Chart and figure data
····················
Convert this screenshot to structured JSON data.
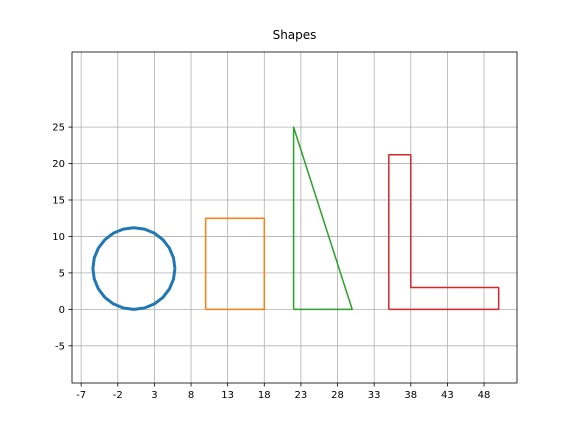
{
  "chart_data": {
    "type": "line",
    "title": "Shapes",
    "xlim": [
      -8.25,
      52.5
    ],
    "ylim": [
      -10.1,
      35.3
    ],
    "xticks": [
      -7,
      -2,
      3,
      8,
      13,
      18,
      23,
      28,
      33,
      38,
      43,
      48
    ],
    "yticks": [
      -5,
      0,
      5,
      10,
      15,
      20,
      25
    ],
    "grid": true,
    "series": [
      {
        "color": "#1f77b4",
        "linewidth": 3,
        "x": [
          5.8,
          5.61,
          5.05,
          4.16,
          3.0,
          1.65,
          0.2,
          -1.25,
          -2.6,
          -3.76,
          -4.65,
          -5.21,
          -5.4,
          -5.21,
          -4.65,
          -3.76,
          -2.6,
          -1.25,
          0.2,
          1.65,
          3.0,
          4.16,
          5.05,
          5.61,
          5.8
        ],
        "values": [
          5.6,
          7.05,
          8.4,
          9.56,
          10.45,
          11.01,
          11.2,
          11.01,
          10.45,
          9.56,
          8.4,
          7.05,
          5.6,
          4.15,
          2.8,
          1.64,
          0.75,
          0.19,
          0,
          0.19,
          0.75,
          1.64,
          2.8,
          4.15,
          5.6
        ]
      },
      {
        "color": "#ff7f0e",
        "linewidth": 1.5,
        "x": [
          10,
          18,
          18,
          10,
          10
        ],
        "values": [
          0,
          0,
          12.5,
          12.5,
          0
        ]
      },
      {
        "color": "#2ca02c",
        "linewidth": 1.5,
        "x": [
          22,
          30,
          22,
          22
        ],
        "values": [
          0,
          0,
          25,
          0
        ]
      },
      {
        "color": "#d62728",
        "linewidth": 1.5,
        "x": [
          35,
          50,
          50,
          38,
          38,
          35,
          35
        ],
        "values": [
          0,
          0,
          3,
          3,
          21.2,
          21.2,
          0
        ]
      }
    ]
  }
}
····················
■ **Task directions**
Copy each line of the data above that holds "color".

■ **Full response**
        "color": "#1f77b4",
        "color": "#ff7f0e",
        "color": "#2ca02c",
        "color": "#d62728",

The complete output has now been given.